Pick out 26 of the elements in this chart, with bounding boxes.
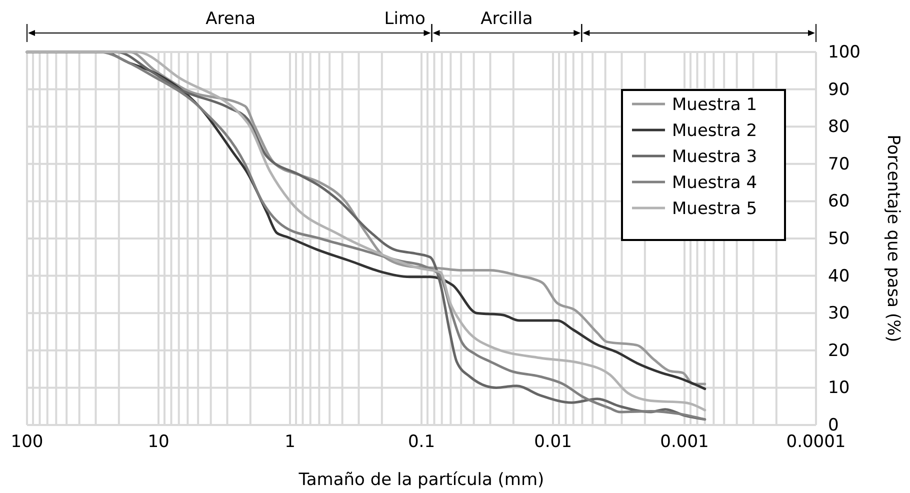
x-tick-label: 0.01 bbox=[534, 432, 572, 452]
x-tick-label: 0.001 bbox=[660, 432, 709, 452]
text: Arena bbox=[206, 9, 256, 29]
y-tick-label: 50 bbox=[828, 228, 850, 249]
y-tick-label: 10 bbox=[828, 378, 850, 398]
y-tick-label: 100 bbox=[828, 42, 860, 62]
legend-label: Muestra 4 bbox=[672, 173, 758, 193]
legend-label: Muestra 2 bbox=[672, 121, 758, 141]
y-tick-label: 60 bbox=[828, 192, 850, 212]
x-axis-title: Tamaño de la partícula (mm) bbox=[298, 470, 544, 490]
y-tick-label: 80 bbox=[828, 117, 850, 138]
text: Limo bbox=[384, 9, 426, 29]
y-tick-label: 90 bbox=[828, 80, 850, 100]
legend-label: Muestra 1 bbox=[672, 95, 758, 115]
legend-label: Muestra 5 bbox=[672, 199, 758, 219]
legend-label: Muestra 3 bbox=[672, 147, 758, 167]
x-tick-label: 10 bbox=[148, 432, 170, 452]
x-tick-label: 100 bbox=[10, 432, 44, 452]
y-tick-label: 40 bbox=[828, 266, 850, 286]
y-axis-title: Porcentaje que pasa (%) bbox=[883, 134, 903, 342]
text: Arcilla bbox=[480, 9, 533, 29]
y-tick-label: 30 bbox=[828, 304, 850, 324]
y-tick-label: 70 bbox=[828, 154, 850, 174]
x-tick-label: 0.1 bbox=[408, 432, 436, 452]
y-tick-label: 20 bbox=[828, 340, 850, 361]
x-tick-label: 1 bbox=[284, 432, 296, 452]
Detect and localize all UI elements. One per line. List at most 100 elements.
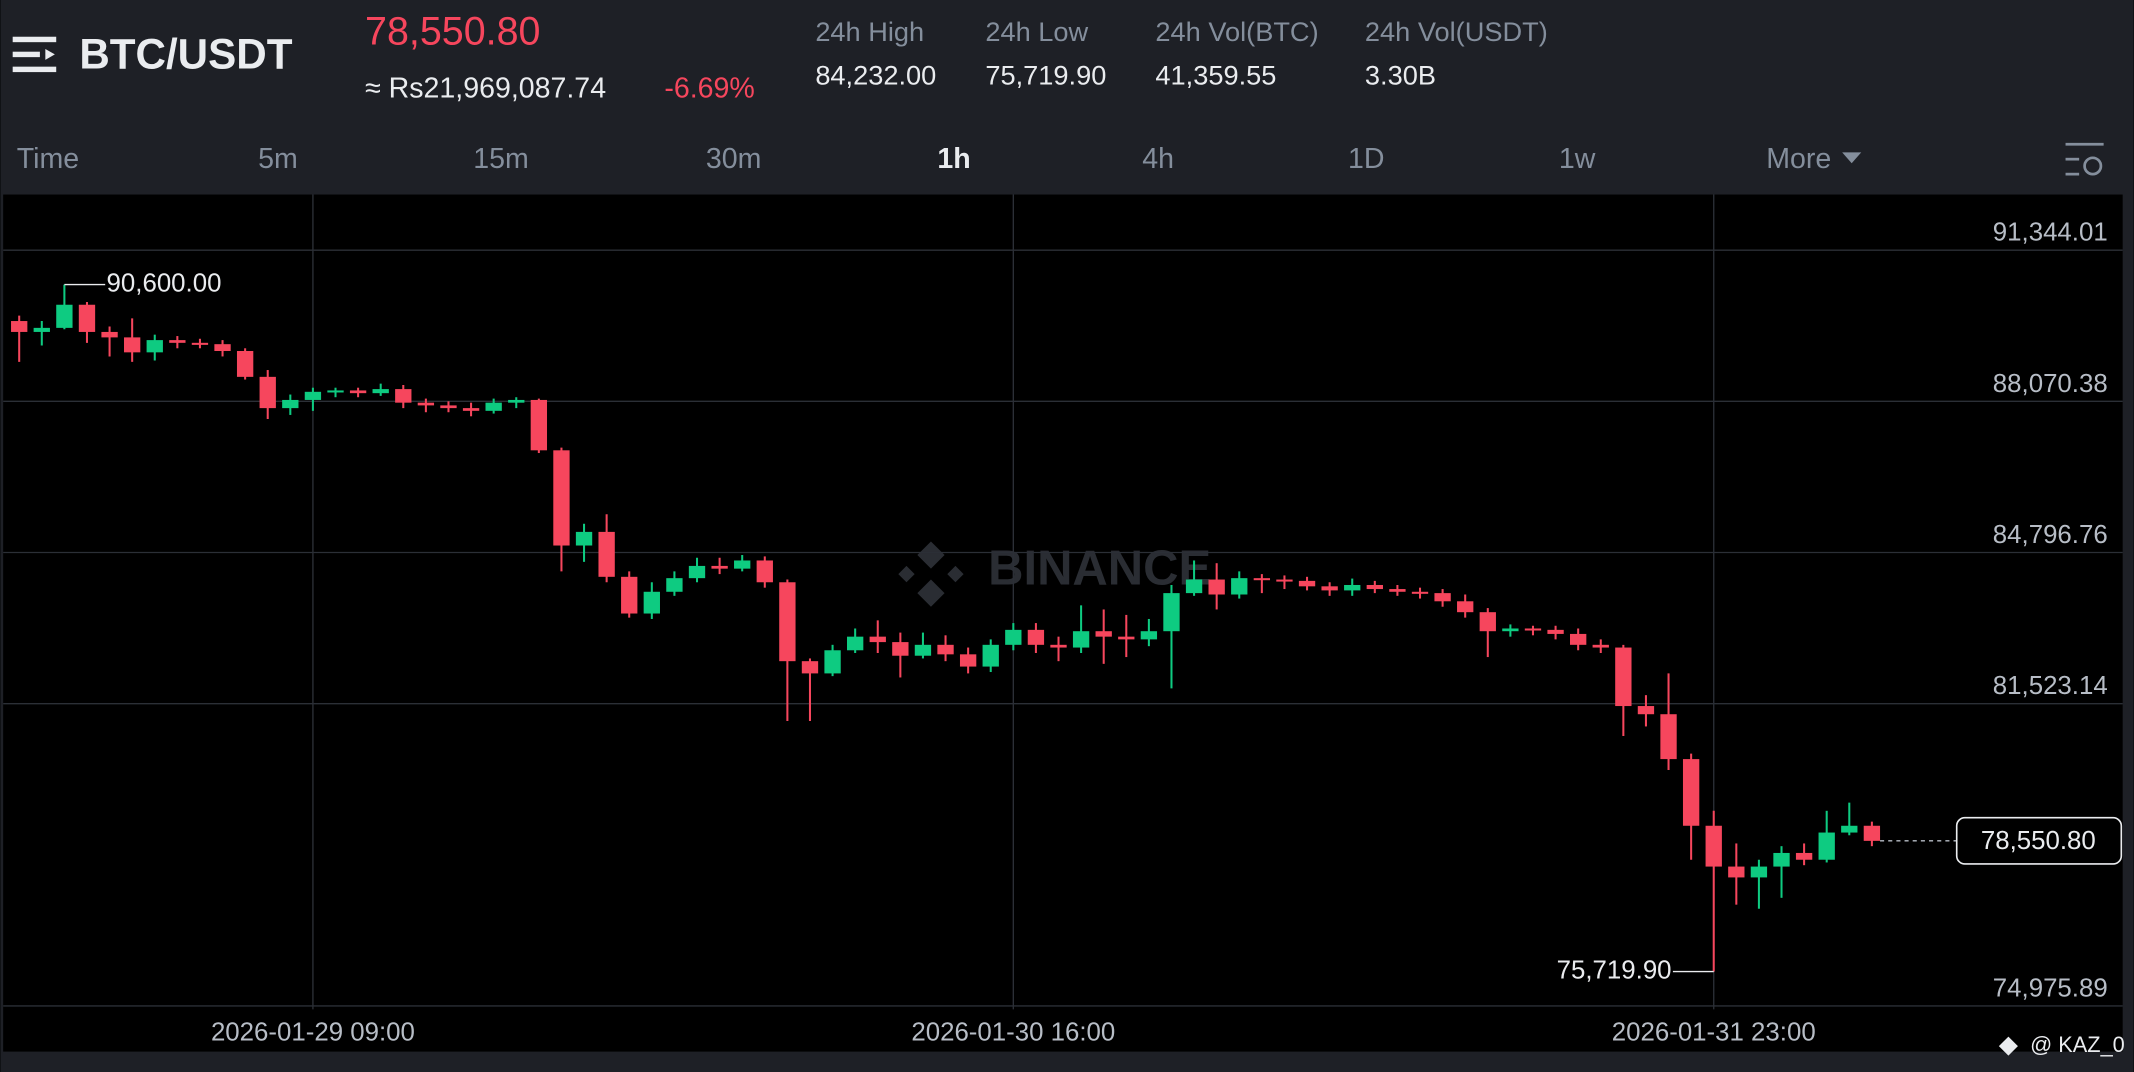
candle	[1005, 623, 1022, 651]
candle-body	[959, 654, 977, 667]
candle-body	[1027, 629, 1045, 645]
candle	[56, 284, 73, 330]
grid	[3, 194, 2123, 1010]
y-tick-label: 81,523.14	[1993, 672, 2108, 700]
candle-body	[1231, 578, 1248, 595]
candle	[101, 326, 118, 357]
last-price-box	[1955, 816, 2123, 865]
candle	[756, 556, 773, 588]
candle	[982, 639, 999, 673]
candle	[1163, 584, 1180, 689]
candle	[1298, 576, 1316, 591]
candle-body	[1321, 586, 1338, 591]
candle	[1637, 695, 1655, 727]
candle	[1750, 859, 1768, 909]
pair-name[interactable]: BTC/USDT	[79, 30, 292, 77]
candle-body	[1344, 584, 1361, 591]
x-tick-label: 2026-01-31 23:00	[1612, 1019, 1816, 1047]
candle	[937, 635, 954, 662]
candle-body	[1366, 584, 1383, 590]
price-change: -6.69%	[664, 72, 754, 104]
candle-body	[643, 591, 660, 614]
candle	[78, 302, 96, 343]
interval-tab[interactable]: 4h	[1142, 143, 1174, 175]
interval-tab[interactable]: 5m	[258, 143, 298, 175]
candle	[801, 658, 819, 722]
stat-label: 24h Low	[985, 16, 1088, 47]
low-label: 75,719.90	[1557, 956, 1672, 984]
candle	[1434, 589, 1451, 607]
interval-tab[interactable]: 1D	[1348, 143, 1384, 175]
stat-value: 84,232.00	[815, 60, 936, 91]
candle-body	[395, 389, 412, 403]
candle	[530, 398, 548, 454]
candle-body	[869, 636, 886, 643]
candle-body	[349, 390, 367, 394]
menu-bar	[12, 36, 57, 43]
stat-value: 41,359.55	[1155, 60, 1276, 91]
candle	[1118, 614, 1135, 658]
candle-body	[508, 399, 525, 403]
candle	[417, 398, 435, 413]
candle	[734, 555, 751, 572]
candle	[508, 397, 525, 409]
candle	[1615, 644, 1632, 736]
candle-body	[236, 351, 254, 377]
interval-tab[interactable]: 1h	[937, 143, 970, 175]
candle	[1276, 575, 1293, 590]
candle-body	[169, 340, 186, 343]
interval-tab[interactable]: 15m	[473, 143, 529, 175]
candle	[33, 321, 50, 346]
high-label: 90,600.00	[107, 269, 222, 297]
menu-bar	[12, 51, 40, 58]
candle-body	[485, 402, 502, 411]
candle-body	[1728, 866, 1745, 878]
interval-tab[interactable]: 30m	[706, 143, 762, 175]
candle	[688, 557, 706, 583]
candle	[575, 523, 593, 562]
candle	[462, 402, 480, 417]
menu-icon[interactable]	[12, 36, 57, 73]
settings-icon[interactable]	[2065, 142, 2104, 176]
chart-area	[3, 194, 2123, 1052]
candle-body	[1524, 628, 1542, 631]
icon-circle	[2083, 156, 2103, 176]
candle-body	[1660, 714, 1677, 760]
y-tick-label: 74,975.89	[1993, 974, 2108, 1002]
candle	[1208, 563, 1225, 610]
candlestick-chart: 91,344.01 88,070.38 84,796.76 81,523.14 74,9…	[3, 194, 2123, 1047]
candle	[1570, 628, 1587, 651]
candle-body	[462, 408, 480, 411]
candle	[847, 628, 864, 653]
candle-body	[1479, 612, 1496, 632]
candle	[1253, 574, 1271, 594]
candle-body	[575, 531, 593, 546]
candle	[1027, 623, 1045, 653]
candle-body	[440, 405, 457, 409]
interval-tab[interactable]: Time	[17, 143, 79, 175]
candle	[1863, 821, 1881, 847]
interval-tab[interactable]: 1w	[1559, 143, 1596, 175]
candle	[349, 387, 367, 398]
candle-body	[372, 389, 389, 394]
candle	[1502, 624, 1519, 637]
candle-body	[779, 582, 796, 662]
credit-icon	[1998, 1036, 2018, 1056]
candle-body	[1072, 631, 1090, 648]
candles	[11, 284, 1881, 972]
candle-body	[824, 650, 841, 674]
candle-body	[847, 636, 864, 651]
candle-body	[146, 340, 163, 353]
candle-body	[417, 402, 435, 406]
candle-body	[688, 565, 706, 579]
candle	[124, 318, 141, 362]
candle	[1660, 673, 1677, 770]
candle	[779, 579, 796, 722]
candle-body	[1208, 579, 1225, 595]
candle-body	[892, 642, 909, 656]
stats: 24h High 84,232.00 24h Low 75,719.90 24h Vol…	[815, 16, 1547, 91]
candle	[11, 315, 28, 362]
interval-tab[interactable]: More	[1766, 143, 1831, 175]
candle-body	[191, 342, 209, 345]
candle	[395, 384, 412, 409]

■ **Your task**: Find every line in the data above that contains the string "chart", matching case, and copy each one in full.

■ **Written answer**:
Pick out 26 of the elements in this chart, with bounding boxes.
chart-area	[3, 194, 2123, 1052]
candlestick-chart: 91,344.01 88,070.38 84,796.76 81,523.14 74,9…	[3, 194, 2123, 1047]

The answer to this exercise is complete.